◆ PROBLEM DESCRIPTION
Show each line of the material below that contains the word "everything". Treat uppercase and lowercase letters as different.

◆ MATERIAL FOR THE TASK
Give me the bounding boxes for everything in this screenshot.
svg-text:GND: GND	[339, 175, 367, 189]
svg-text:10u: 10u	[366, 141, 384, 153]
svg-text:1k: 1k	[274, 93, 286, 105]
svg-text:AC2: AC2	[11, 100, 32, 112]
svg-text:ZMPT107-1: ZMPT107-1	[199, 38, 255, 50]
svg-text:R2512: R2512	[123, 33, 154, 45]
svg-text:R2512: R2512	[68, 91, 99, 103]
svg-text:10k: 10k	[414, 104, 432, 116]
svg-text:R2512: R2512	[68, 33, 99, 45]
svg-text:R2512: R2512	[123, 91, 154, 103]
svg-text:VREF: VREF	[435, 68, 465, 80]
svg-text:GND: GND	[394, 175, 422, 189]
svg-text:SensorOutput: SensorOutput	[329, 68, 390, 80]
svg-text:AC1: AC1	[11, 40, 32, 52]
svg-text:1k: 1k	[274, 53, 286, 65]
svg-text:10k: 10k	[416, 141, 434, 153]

* * *

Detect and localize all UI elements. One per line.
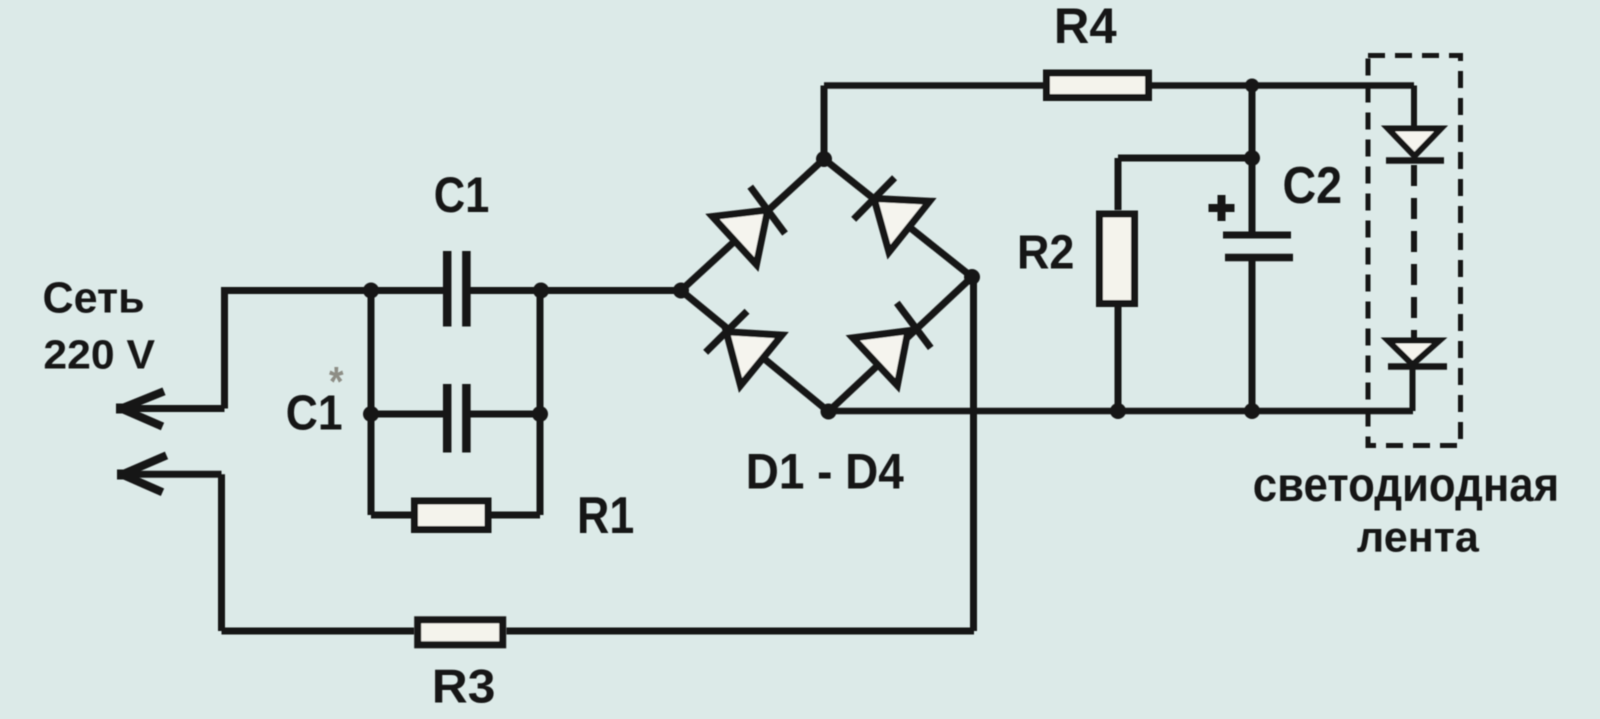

◆ THE RESPONSE
Give me the bounding boxes for everything in this screenshot.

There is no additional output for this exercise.